Exercise goal => Repeat the material exactly, leaving nothing out.

## Start Supplied data

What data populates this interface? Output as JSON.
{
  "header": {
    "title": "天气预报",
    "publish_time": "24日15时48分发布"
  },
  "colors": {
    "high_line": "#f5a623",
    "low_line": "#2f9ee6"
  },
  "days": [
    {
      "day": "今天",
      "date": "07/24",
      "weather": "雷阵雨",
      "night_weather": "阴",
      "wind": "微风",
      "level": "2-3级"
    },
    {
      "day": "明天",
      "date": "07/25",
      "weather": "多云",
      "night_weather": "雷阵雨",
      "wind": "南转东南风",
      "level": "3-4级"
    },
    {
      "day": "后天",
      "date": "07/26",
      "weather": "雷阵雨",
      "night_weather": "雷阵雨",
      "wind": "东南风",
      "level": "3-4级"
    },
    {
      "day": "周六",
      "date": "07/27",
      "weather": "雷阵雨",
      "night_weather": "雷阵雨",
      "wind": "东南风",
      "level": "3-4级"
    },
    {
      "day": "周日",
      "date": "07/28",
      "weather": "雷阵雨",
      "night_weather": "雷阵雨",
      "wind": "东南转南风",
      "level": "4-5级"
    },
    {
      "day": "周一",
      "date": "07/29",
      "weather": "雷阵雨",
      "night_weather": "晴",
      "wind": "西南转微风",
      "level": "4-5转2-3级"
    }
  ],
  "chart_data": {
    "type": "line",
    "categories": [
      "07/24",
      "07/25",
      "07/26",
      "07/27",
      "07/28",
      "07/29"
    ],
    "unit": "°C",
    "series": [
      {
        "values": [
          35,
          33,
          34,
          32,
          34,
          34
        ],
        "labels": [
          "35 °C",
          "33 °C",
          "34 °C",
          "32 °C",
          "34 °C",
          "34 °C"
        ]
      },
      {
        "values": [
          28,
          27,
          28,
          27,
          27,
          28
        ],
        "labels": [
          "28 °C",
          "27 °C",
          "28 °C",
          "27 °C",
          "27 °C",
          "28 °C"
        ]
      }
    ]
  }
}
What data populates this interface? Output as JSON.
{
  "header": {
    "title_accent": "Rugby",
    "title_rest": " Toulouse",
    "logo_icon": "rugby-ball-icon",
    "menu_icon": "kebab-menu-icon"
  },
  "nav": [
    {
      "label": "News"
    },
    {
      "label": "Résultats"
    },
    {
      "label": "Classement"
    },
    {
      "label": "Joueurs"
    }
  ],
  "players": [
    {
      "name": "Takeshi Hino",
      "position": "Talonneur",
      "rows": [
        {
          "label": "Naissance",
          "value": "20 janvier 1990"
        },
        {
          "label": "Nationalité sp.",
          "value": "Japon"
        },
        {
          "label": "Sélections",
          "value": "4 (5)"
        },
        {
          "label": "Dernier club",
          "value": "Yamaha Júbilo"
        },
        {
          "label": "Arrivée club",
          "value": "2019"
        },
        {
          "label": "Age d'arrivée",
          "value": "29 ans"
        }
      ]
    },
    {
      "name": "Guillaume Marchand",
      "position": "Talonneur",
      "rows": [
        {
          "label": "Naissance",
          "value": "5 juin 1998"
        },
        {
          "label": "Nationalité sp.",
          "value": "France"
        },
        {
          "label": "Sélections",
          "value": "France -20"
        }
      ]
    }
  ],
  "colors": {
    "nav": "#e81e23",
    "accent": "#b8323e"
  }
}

## End Supplied data

The response =>
What data populates this interface? Output as JSON.
{
  "header": {
    "title": "天气预报",
    "publish_time": "24日15时48分发布"
  },
  "colors": {
    "high_line": "#f5a623",
    "low_line": "#2f9ee6"
  },
  "days": [
    {
      "day": "今天",
      "date": "07/24",
      "weather": "雷阵雨",
      "night_weather": "阴",
      "wind": "微风",
      "level": "2-3级"
    },
    {
      "day": "明天",
      "date": "07/25",
      "weather": "多云",
      "night_weather": "雷阵雨",
      "wind": "南转东南风",
      "level": "3-4级"
    },
    {
      "day": "后天",
      "date": "07/26",
      "weather": "雷阵雨",
      "night_weather": "雷阵雨",
      "wind": "东南风",
      "level": "3-4级"
    },
    {
      "day": "周六",
      "date": "07/27",
      "weather": "雷阵雨",
      "night_weather": "雷阵雨",
      "wind": "东南风",
      "level": "3-4级"
    },
    {
      "day": "周日",
      "date": "07/28",
      "weather": "雷阵雨",
      "night_weather": "雷阵雨",
      "wind": "东南转南风",
      "level": "4-5级"
    },
    {
      "day": "周一",
      "date": "07/29",
      "weather": "雷阵雨",
      "night_weather": "晴",
      "wind": "西南转微风",
      "level": "4-5转2-3级"
    }
  ],
  "chart_data": {
    "type": "line",
    "categories": [
      "07/24",
      "07/25",
      "07/26",
      "07/27",
      "07/28",
      "07/29"
    ],
    "unit": "°C",
    "series": [
      {
        "values": [
          35,
          33,
          34,
          32,
          34,
          34
        ],
        "labels": [
          "35 °C",
          "33 °C",
          "34 °C",
          "32 °C",
          "34 °C",
          "34 °C"
        ]
      },
      {
        "values": [
          28,
          27,
          28,
          27,
          27,
          28
        ],
        "labels": [
          "28 °C",
          "27 °C",
          "28 °C",
          "27 °C",
          "27 °C",
          "28 °C"
        ]
      }
    ]
  }
}
What data populates this interface? Output as JSON.
{
  "header": {
    "title_accent": "Rugby",
    "title_rest": " Toulouse",
    "logo_icon": "rugby-ball-icon",
    "menu_icon": "kebab-menu-icon"
  },
  "nav": [
    {
      "label": "News"
    },
    {
      "label": "Résultats"
    },
    {
      "label": "Classement"
    },
    {
      "label": "Joueurs"
    }
  ],
  "players": [
    {
      "name": "Takeshi Hino",
      "position": "Talonneur",
      "rows": [
        {
          "label": "Naissance",
          "value": "20 janvier 1990"
        },
        {
          "label": "Nationalité sp.",
          "value": "Japon"
        },
        {
          "label": "Sélections",
          "value": "4 (5)"
        },
        {
          "label": "Dernier club",
          "value": "Yamaha Júbilo"
        },
        {
          "label": "Arrivée club",
          "value": "2019"
        },
        {
          "label": "Age d'arrivée",
          "value": "29 ans"
        }
      ]
    },
    {
      "name": "Guillaume Marchand",
      "position": "Talonneur",
      "rows": [
        {
          "label": "Naissance",
          "value": "5 juin 1998"
        },
        {
          "label": "Nationalité sp.",
          "value": "France"
        },
        {
          "label": "Sélections",
          "value": "France -20"
        }
      ]
    }
  ],
  "colors": {
    "nav": "#e81e23",
    "accent": "#b8323e"
  }
}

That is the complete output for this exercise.